━━━━━ Material provided ━━━━━
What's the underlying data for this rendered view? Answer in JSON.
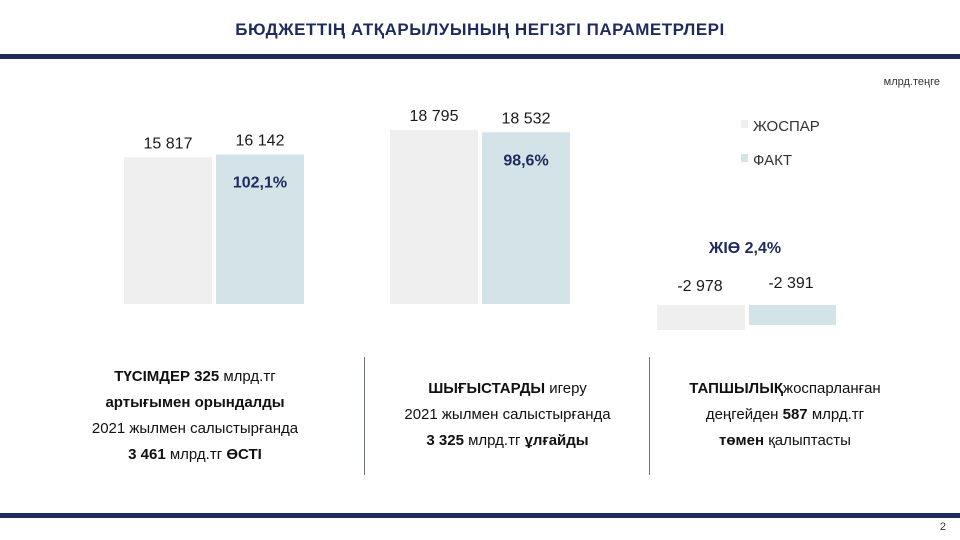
{
  "header": {
    "title": "БЮДЖЕТТІҢ АТҚАРЫЛУЫНЫҢ НЕГІЗГІ ПАРАМЕТРЛЕРІ",
    "unit": "млрд.теңге",
    "page_number": "2"
  },
  "colors": {
    "plan": "#efefef",
    "fact": "#d3e3e7",
    "navy": "#1f2b5e"
  },
  "chart_data": {
    "type": "bar",
    "categories": [
      "ТҮСІМДЕР",
      "ШЫҒЫСТАР",
      "ТАПШЫЛЫҚ"
    ],
    "series": [
      {
        "name": "ЖОСПАР",
        "values": [
          15817,
          18795,
          -2978
        ],
        "labels": [
          "15 817",
          "18 795",
          "-2 978"
        ]
      },
      {
        "name": "ФАКТ",
        "values": [
          16142,
          18532,
          -2391
        ],
        "labels": [
          "16 142",
          "18 532",
          "-2 391"
        ]
      }
    ],
    "annotations": [
      "102,1%",
      "98,6%",
      "ЖІӨ 2,4%"
    ],
    "legend": [
      "ЖОСПАР",
      "ФАКТ"
    ],
    "legend_position": "right"
  },
  "summaries": {
    "revenue": {
      "l1_bold": "ТҮСІМДЕР 325",
      "l1_rest": " млрд.тг",
      "l2_bold": "артығымен орындалды",
      "l3": "2021 жылмен салыстырғанда",
      "l4_bold": "3 461",
      "l4_mid": " млрд.тг ",
      "l4_bold2": "ӨСТІ"
    },
    "expenses": {
      "l1_bold": "ШЫҒЫСТАРДЫ",
      "l1_rest": " игеру",
      "l2": "2021 жылмен салыстырғанда",
      "l3_bold": "3 325",
      "l3_mid": " млрд.тг ",
      "l3_bold2": "ұлғайды"
    },
    "deficit": {
      "l1_bold": "ТАПШЫЛЫҚ",
      "l1_rest": "жоспарланған",
      "l2_a": "деңгейден ",
      "l2_bold": "587",
      "l2_rest": " млрд.тг",
      "l3_bold": "төмен",
      "l3_rest": " қалыптасты"
    }
  }
}
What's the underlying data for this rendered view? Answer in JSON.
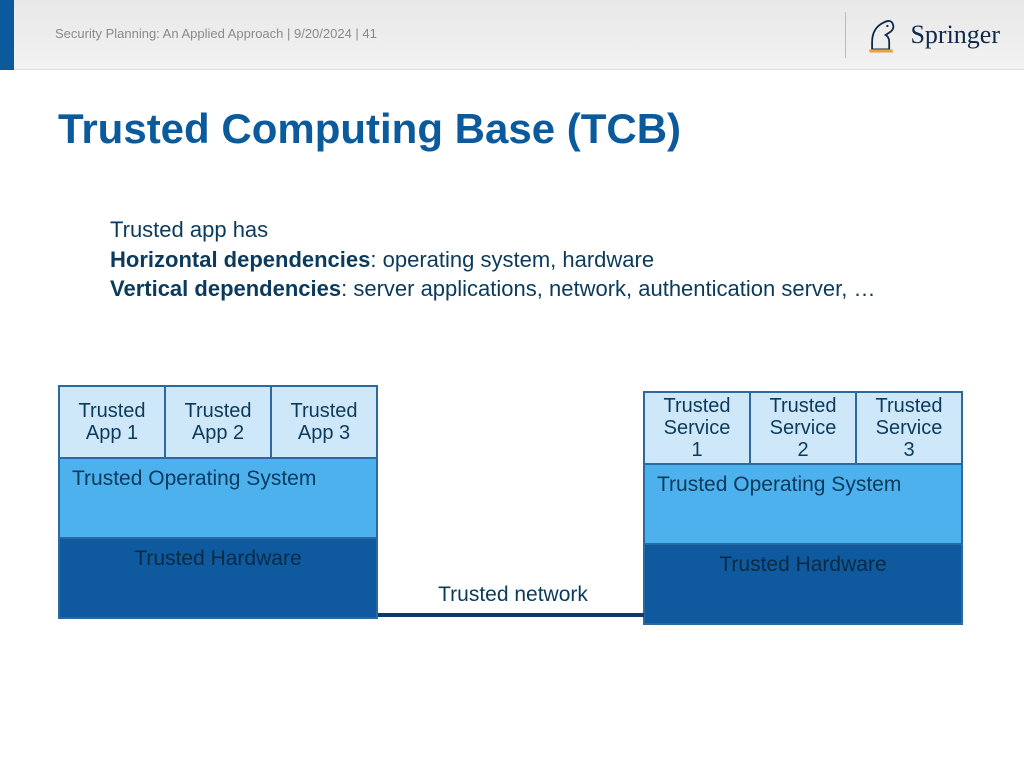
{
  "header": {
    "text": "Security Planning: An Applied Approach | 9/20/2024 | 41",
    "logo_text": "Springer",
    "accent_color": "#0b5a9c"
  },
  "title": {
    "text": "Trusted Computing Base (TCB)",
    "color": "#0b5a9c",
    "fontsize": 42
  },
  "body": {
    "line1": "Trusted app has",
    "h_label": "Horizontal dependencies",
    "h_rest": ": operating system, hardware",
    "v_label": "Vertical dependencies",
    "v_rest": ": server applications, network, authentication server, …",
    "color": "#0b3a5c",
    "fontsize": 22
  },
  "colors": {
    "app_bg": "#cfe8f9",
    "os_bg": "#4db1ee",
    "hw_bg": "#0f5a9e",
    "border": "#2a6aa0",
    "text": "#0b3a5c",
    "hw_text": "#0b2a44"
  },
  "left_stack": {
    "apps": [
      "Trusted\nApp 1",
      "Trusted\nApp 2",
      "Trusted\nApp 3"
    ],
    "os": "Trusted Operating System",
    "hw": "Trusted Hardware"
  },
  "right_stack": {
    "apps": [
      "Trusted\nService\n1",
      "Trusted\nService\n2",
      "Trusted\nService\n3"
    ],
    "os": "Trusted Operating System",
    "hw": "Trusted Hardware"
  },
  "network": {
    "label": "Trusted network",
    "line_color": "#0b3a6c"
  }
}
━━━━━
Quote the data exactly, leaving every image out of the copy.

What's the underlying data for this rendered view? Answer in JSON.
{
  "header": {
    "title": "БЮДЖЕТТІҢ АТҚАРЫЛУЫНЫҢ НЕГІЗГІ ПАРАМЕТРЛЕРІ",
    "unit": "млрд.теңге",
    "page_number": "2"
  },
  "colors": {
    "plan": "#efefef",
    "fact": "#d3e3e7",
    "navy": "#1f2b5e"
  },
  "chart_data": {
    "type": "bar",
    "categories": [
      "ТҮСІМДЕР",
      "ШЫҒЫСТАР",
      "ТАПШЫЛЫҚ"
    ],
    "series": [
      {
        "name": "ЖОСПАР",
        "values": [
          15817,
          18795,
          -2978
        ],
        "labels": [
          "15 817",
          "18 795",
          "-2 978"
        ]
      },
      {
        "name": "ФАКТ",
        "values": [
          16142,
          18532,
          -2391
        ],
        "labels": [
          "16 142",
          "18 532",
          "-2 391"
        ]
      }
    ],
    "annotations": [
      "102,1%",
      "98,6%",
      "ЖІӨ 2,4%"
    ],
    "legend": [
      "ЖОСПАР",
      "ФАКТ"
    ],
    "legend_position": "right"
  },
  "summaries": {
    "revenue": {
      "l1_bold": "ТҮСІМДЕР 325",
      "l1_rest": " млрд.тг",
      "l2_bold": "артығымен орындалды",
      "l3": "2021 жылмен салыстырғанда",
      "l4_bold": "3 461",
      "l4_mid": " млрд.тг ",
      "l4_bold2": "ӨСТІ"
    },
    "expenses": {
      "l1_bold": "ШЫҒЫСТАРДЫ",
      "l1_rest": " игеру",
      "l2": "2021 жылмен салыстырғанда",
      "l3_bold": "3 325",
      "l3_mid": " млрд.тг ",
      "l3_bold2": "ұлғайды"
    },
    "deficit": {
      "l1_bold": "ТАПШЫЛЫҚ",
      "l1_rest": "жоспарланған",
      "l2_a": "деңгейден ",
      "l2_bold": "587",
      "l2_rest": " млрд.тг",
      "l3_bold": "төмен",
      "l3_rest": " қалыптасты"
    }
  }
}
What's the underlying data for this rendered view? Answer in JSON.
{
  "header": {
    "text": "Security Planning: An Applied Approach | 9/20/2024 | 41",
    "logo_text": "Springer",
    "accent_color": "#0b5a9c"
  },
  "title": {
    "text": "Trusted Computing Base (TCB)",
    "color": "#0b5a9c",
    "fontsize": 42
  },
  "body": {
    "line1": "Trusted app has",
    "h_label": "Horizontal dependencies",
    "h_rest": ": operating system, hardware",
    "v_label": "Vertical dependencies",
    "v_rest": ": server applications, network, authentication server, …",
    "color": "#0b3a5c",
    "fontsize": 22
  },
  "colors": {
    "app_bg": "#cfe8f9",
    "os_bg": "#4db1ee",
    "hw_bg": "#0f5a9e",
    "border": "#2a6aa0",
    "text": "#0b3a5c",
    "hw_text": "#0b2a44"
  },
  "left_stack": {
    "apps": [
      "Trusted\nApp 1",
      "Trusted\nApp 2",
      "Trusted\nApp 3"
    ],
    "os": "Trusted Operating System",
    "hw": "Trusted Hardware"
  },
  "right_stack": {
    "apps": [
      "Trusted\nService\n1",
      "Trusted\nService\n2",
      "Trusted\nService\n3"
    ],
    "os": "Trusted Operating System",
    "hw": "Trusted Hardware"
  },
  "network": {
    "label": "Trusted network",
    "line_color": "#0b3a6c"
  }
}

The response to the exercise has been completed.